RAW DATA |
* * * *
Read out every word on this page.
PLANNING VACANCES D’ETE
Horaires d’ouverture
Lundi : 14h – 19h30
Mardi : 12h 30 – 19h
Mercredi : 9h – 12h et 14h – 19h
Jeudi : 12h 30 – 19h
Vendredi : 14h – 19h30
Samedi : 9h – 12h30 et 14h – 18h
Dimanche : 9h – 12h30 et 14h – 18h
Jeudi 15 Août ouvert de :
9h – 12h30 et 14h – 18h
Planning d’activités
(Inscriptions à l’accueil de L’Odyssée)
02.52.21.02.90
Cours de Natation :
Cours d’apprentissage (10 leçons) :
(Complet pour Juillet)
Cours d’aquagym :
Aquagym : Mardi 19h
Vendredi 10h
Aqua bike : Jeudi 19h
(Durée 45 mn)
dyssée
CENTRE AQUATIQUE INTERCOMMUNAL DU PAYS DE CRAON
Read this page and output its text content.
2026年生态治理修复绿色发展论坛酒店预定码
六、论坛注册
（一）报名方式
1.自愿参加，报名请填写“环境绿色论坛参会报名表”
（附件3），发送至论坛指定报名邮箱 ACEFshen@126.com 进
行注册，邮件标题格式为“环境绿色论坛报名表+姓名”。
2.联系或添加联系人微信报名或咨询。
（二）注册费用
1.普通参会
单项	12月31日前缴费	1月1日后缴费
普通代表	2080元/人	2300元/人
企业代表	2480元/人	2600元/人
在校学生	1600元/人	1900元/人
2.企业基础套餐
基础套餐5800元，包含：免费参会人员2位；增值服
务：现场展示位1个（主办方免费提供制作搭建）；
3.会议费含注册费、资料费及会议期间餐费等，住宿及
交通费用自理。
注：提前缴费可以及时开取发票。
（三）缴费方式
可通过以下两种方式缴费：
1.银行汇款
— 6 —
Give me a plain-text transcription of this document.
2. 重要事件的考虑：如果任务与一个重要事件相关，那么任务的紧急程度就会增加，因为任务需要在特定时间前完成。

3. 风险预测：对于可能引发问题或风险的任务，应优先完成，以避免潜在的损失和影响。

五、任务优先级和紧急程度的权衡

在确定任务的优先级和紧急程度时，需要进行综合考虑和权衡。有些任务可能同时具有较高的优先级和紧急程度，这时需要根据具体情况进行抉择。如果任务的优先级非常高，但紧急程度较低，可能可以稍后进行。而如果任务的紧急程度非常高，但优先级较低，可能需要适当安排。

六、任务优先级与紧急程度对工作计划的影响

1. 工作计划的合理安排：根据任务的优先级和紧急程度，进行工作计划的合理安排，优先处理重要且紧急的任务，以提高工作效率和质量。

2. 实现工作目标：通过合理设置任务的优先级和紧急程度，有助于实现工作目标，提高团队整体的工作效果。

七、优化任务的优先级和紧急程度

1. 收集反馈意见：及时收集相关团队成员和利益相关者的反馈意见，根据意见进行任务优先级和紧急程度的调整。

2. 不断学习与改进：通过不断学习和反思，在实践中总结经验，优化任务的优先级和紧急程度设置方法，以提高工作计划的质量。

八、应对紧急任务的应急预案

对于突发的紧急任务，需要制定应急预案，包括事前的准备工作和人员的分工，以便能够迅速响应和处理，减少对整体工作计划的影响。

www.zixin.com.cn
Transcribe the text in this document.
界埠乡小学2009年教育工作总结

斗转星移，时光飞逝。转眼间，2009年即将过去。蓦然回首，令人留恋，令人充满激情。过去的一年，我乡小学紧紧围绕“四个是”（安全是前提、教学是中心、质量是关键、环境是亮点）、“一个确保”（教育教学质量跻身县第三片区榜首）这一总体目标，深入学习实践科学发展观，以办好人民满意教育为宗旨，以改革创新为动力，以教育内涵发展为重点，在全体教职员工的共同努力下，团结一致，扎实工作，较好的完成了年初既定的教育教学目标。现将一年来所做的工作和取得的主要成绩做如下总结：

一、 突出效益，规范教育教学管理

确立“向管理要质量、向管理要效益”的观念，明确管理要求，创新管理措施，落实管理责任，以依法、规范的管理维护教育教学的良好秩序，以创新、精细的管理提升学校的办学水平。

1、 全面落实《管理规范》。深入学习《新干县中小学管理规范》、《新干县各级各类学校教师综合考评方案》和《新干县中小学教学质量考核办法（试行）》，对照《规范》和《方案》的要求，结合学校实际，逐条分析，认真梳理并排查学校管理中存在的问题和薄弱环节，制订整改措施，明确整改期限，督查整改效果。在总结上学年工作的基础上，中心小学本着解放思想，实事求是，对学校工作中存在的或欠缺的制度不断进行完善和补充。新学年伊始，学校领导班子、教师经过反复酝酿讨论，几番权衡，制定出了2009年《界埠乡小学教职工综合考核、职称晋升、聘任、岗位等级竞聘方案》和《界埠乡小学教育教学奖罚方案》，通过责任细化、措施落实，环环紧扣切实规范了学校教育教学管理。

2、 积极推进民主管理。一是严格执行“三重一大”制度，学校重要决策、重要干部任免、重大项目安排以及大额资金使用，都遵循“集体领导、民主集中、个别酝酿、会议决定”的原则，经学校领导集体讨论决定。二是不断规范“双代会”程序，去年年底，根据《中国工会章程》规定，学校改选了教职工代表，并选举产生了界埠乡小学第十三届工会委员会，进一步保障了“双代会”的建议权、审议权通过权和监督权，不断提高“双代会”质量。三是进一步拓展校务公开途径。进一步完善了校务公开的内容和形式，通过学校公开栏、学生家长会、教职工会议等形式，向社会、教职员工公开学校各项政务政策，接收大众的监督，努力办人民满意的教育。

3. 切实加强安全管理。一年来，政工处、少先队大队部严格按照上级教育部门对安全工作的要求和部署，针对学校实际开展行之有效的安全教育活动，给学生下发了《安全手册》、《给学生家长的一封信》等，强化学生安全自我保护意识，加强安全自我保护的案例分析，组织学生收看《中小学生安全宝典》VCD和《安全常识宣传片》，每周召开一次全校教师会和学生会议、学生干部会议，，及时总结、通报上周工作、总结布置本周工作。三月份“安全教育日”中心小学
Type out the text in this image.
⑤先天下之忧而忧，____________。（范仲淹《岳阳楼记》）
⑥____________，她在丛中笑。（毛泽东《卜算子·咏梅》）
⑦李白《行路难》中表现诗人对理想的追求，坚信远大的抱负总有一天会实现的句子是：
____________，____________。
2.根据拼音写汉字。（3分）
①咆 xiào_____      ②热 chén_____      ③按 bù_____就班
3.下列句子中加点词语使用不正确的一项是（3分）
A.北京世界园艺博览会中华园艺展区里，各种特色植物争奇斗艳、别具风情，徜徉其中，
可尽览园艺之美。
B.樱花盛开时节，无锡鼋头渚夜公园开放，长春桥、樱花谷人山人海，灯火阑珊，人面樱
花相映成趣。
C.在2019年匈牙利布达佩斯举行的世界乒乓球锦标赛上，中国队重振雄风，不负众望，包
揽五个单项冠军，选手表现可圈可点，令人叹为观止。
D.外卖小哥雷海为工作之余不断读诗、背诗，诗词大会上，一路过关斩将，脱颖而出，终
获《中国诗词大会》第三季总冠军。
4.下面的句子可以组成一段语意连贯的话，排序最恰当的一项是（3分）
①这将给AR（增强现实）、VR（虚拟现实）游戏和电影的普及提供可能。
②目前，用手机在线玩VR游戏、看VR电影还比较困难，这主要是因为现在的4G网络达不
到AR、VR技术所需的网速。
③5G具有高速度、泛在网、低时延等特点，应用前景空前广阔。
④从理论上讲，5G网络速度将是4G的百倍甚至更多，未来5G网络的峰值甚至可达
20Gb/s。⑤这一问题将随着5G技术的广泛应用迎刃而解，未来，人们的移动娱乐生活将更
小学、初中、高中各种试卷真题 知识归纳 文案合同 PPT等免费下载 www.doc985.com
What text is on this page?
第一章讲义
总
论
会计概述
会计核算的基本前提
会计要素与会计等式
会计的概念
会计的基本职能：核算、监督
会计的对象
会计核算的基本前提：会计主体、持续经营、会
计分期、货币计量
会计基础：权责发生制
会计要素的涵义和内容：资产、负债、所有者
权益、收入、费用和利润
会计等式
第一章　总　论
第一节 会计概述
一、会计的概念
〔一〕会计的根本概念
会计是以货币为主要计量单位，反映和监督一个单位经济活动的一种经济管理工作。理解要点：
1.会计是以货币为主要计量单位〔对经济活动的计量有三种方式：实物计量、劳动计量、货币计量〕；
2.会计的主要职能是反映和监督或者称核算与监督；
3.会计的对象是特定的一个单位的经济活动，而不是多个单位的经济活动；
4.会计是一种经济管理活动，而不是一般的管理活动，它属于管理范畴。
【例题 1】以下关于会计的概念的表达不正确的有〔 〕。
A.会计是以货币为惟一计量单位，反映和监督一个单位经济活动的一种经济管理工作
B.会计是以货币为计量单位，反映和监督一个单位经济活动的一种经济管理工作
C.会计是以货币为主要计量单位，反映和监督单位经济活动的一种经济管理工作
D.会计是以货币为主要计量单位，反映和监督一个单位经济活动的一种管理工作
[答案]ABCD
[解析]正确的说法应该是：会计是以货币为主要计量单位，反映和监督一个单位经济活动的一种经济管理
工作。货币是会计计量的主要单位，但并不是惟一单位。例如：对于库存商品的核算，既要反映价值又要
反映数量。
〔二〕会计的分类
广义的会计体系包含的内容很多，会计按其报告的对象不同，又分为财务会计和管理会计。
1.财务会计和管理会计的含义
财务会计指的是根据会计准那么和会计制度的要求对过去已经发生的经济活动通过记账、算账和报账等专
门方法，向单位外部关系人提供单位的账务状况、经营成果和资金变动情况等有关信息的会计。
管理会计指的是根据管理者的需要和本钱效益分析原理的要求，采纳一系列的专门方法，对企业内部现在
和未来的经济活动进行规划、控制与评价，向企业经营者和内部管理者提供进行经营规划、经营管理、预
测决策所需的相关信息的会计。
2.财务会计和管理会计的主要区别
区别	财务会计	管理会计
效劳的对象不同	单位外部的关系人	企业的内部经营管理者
* * * *
REQUIRED WORK | From the entries above, return each line with the word "document" in it.

TASK RESULT |
Give me a plain-text transcription of this document.
Transcribe the text in this document.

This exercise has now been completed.